* Data section *

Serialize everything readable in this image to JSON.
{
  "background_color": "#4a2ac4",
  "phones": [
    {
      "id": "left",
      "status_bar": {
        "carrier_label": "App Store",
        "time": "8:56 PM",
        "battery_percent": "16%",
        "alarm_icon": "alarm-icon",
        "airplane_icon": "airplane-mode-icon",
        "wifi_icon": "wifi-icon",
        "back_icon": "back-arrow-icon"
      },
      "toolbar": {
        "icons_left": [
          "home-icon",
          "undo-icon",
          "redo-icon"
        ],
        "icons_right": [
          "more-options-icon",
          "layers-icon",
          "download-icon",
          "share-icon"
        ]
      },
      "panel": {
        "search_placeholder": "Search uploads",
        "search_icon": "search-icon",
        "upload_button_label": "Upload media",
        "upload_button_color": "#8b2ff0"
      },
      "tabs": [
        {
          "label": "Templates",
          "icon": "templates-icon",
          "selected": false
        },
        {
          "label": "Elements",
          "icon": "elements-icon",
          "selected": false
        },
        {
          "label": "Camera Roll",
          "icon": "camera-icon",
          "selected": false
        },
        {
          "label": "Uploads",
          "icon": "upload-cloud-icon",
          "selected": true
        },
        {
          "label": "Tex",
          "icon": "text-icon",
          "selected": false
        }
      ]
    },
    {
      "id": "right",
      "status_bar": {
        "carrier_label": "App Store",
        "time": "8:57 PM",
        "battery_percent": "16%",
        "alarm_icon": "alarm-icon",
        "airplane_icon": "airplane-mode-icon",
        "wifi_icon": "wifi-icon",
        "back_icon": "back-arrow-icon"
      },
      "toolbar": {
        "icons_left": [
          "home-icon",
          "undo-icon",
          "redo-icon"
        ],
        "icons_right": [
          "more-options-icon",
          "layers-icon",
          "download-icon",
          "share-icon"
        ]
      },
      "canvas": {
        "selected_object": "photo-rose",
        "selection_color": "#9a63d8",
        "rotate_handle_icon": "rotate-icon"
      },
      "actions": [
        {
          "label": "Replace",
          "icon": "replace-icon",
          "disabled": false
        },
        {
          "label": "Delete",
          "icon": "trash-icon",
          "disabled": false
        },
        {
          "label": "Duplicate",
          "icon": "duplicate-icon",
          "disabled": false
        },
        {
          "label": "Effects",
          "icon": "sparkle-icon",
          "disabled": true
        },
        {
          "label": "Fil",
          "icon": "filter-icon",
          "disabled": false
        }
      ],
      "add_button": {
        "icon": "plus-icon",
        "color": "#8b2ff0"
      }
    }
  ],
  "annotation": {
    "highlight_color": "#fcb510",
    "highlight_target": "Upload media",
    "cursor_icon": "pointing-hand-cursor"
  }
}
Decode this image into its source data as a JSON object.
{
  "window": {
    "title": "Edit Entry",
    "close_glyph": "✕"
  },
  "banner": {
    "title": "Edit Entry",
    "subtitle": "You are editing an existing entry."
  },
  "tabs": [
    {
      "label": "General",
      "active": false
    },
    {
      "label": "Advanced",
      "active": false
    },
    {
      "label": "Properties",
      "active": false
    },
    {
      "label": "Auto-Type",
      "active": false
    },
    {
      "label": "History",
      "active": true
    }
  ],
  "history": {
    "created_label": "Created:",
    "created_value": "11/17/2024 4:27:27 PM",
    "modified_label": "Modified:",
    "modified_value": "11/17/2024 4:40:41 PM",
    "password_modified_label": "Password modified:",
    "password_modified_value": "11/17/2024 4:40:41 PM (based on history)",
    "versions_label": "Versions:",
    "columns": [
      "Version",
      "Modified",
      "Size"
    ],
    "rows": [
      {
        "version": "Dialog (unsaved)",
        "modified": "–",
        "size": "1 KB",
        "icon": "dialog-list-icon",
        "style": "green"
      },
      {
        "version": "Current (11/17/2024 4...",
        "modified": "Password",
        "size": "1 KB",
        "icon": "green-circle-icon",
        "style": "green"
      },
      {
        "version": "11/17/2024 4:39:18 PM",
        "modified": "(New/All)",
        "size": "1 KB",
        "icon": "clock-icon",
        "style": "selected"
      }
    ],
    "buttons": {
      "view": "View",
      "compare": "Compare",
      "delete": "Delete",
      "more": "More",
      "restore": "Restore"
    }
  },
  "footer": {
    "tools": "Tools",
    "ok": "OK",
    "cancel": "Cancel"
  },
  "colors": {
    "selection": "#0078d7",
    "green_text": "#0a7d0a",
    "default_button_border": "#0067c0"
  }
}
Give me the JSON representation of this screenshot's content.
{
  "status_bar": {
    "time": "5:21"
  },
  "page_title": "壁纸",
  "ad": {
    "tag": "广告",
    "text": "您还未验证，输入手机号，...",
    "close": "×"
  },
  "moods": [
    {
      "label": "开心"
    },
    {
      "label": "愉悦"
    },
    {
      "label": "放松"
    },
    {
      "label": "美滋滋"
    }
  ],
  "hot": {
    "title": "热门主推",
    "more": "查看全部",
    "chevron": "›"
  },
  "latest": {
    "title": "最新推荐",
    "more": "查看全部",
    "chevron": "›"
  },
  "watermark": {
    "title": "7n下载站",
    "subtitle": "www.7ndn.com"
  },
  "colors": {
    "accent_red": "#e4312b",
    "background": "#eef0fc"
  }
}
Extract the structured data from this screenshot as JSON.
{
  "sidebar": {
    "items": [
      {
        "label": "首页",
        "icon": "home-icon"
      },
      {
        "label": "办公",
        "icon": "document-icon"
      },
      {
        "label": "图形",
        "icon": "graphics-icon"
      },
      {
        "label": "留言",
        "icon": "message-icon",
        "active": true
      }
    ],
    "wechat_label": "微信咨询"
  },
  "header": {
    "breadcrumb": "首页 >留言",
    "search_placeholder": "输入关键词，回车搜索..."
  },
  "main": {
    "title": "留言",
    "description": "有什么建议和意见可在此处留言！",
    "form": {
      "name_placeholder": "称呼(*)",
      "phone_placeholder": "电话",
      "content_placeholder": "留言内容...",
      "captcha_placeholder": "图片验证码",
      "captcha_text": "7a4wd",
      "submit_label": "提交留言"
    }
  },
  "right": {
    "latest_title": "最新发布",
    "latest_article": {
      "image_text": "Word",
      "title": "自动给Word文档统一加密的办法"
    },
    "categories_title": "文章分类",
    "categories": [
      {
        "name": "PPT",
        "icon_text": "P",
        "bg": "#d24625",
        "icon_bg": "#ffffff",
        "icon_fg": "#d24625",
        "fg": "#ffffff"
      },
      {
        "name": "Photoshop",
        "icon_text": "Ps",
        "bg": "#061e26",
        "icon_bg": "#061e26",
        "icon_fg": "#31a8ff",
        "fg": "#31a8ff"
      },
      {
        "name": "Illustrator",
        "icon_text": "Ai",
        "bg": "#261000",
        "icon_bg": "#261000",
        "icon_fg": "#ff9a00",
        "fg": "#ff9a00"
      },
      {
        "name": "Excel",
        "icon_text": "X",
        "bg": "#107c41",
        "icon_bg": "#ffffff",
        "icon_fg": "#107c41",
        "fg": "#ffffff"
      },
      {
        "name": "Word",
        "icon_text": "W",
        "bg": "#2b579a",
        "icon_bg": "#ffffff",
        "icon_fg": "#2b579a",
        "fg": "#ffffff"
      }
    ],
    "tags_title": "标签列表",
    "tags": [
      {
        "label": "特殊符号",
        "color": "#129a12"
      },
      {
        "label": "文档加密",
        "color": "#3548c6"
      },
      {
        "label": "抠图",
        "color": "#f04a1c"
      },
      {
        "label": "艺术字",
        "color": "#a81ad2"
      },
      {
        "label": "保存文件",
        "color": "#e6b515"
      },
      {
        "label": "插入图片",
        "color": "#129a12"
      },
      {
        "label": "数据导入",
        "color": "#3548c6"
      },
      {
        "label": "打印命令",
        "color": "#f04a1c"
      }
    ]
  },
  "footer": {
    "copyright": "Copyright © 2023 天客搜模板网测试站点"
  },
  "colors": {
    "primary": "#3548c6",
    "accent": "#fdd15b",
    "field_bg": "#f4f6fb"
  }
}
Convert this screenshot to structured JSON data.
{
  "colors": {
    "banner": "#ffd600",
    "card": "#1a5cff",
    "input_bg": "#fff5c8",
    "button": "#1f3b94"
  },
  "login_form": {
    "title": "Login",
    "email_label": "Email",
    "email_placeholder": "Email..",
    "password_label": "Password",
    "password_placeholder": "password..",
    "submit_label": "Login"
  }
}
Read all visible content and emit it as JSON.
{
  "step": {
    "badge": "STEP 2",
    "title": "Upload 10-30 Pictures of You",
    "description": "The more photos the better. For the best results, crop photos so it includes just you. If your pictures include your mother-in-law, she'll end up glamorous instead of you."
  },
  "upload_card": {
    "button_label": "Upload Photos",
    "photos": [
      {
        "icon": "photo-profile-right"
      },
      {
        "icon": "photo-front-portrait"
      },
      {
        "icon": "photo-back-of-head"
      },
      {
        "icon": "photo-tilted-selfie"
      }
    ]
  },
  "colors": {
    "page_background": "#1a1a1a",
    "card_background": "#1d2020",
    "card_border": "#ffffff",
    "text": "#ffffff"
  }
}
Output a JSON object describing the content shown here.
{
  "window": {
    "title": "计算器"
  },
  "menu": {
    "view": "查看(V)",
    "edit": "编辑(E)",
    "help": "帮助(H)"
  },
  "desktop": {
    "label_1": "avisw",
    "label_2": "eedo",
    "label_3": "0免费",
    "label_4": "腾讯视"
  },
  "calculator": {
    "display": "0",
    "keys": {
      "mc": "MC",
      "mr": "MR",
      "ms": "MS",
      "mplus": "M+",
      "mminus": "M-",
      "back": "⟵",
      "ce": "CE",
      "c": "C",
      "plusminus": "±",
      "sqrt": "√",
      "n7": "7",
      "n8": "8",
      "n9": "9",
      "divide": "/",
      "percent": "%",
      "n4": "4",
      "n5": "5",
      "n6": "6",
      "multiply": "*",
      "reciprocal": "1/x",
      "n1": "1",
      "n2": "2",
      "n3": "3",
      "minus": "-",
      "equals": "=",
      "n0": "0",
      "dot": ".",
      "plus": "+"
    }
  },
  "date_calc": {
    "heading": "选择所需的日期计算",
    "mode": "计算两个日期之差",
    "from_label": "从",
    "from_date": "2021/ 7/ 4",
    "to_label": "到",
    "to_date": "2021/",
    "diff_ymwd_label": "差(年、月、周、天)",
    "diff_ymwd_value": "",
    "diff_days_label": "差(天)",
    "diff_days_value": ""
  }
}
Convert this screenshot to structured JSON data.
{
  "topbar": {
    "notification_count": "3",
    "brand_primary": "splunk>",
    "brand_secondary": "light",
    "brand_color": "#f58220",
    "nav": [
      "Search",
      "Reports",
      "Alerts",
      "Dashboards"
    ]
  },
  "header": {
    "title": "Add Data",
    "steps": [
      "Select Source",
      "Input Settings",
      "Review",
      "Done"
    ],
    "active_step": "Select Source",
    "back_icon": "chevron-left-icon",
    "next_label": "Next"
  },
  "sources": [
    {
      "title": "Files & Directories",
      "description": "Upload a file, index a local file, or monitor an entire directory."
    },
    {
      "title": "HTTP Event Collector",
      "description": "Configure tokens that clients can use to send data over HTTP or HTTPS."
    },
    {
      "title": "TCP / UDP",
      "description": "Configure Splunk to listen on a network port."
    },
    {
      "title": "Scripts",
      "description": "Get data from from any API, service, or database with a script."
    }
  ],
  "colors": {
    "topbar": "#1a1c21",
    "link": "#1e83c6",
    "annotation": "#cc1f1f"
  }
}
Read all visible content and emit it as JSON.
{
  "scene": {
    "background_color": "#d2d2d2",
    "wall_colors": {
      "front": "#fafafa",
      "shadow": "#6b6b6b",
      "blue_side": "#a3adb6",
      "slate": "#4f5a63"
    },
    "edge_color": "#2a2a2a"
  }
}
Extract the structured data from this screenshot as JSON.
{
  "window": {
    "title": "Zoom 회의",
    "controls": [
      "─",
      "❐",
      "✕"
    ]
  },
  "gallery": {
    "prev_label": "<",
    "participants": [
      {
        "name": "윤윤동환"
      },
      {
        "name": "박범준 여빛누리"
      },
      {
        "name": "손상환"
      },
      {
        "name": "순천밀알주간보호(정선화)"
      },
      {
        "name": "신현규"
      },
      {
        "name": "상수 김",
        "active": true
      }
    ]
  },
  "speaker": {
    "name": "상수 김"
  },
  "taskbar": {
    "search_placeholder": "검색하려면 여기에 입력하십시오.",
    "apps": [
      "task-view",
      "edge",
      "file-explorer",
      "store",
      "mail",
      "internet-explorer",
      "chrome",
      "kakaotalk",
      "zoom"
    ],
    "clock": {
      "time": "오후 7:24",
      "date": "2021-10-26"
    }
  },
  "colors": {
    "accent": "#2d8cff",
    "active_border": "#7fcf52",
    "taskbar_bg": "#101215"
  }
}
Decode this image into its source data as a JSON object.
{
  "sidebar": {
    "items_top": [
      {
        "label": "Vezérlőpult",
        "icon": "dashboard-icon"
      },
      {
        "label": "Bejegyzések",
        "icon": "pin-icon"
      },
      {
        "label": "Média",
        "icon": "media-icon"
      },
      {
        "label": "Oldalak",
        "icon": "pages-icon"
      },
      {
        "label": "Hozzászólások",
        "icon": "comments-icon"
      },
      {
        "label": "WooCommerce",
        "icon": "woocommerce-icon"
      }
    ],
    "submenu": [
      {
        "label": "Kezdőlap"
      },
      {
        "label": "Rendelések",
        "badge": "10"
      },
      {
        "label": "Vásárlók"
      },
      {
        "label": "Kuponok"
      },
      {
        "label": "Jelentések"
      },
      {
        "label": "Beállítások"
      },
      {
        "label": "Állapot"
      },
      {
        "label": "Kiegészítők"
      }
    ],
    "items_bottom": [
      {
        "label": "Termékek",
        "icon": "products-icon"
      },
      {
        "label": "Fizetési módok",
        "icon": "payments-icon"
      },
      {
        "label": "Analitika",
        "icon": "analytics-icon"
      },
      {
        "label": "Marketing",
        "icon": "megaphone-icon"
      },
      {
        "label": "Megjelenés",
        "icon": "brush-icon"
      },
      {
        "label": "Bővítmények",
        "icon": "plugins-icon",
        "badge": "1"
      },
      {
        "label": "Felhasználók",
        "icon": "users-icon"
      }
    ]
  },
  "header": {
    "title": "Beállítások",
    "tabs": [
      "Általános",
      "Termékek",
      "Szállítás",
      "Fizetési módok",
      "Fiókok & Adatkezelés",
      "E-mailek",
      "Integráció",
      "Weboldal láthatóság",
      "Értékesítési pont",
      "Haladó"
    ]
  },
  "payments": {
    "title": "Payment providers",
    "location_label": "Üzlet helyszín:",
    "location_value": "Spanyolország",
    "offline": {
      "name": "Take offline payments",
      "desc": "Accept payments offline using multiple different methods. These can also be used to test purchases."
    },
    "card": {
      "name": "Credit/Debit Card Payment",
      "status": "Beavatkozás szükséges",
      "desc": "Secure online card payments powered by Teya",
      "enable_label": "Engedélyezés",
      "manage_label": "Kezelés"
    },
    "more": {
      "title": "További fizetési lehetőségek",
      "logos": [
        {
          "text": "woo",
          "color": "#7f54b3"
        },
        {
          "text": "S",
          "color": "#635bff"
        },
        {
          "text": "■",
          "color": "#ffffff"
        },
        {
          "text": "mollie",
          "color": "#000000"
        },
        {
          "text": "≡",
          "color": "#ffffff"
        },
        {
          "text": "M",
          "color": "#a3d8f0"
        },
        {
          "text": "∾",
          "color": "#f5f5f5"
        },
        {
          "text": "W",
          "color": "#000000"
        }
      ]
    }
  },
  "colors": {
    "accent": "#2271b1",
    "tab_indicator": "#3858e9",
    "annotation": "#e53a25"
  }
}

* Short problem *
Return each line with "more".

* Solution for this problem *
          "more-options-icon",
          "more-options-icon",
      "more": "More",
    "more": "查看全部",
    "more": "查看全部",
    "description": "The more photos the better. For the best results, crop photos so it includes just you. If your pictures include your mother-in-law, she'll end up glamorous instead of you."
    "more": {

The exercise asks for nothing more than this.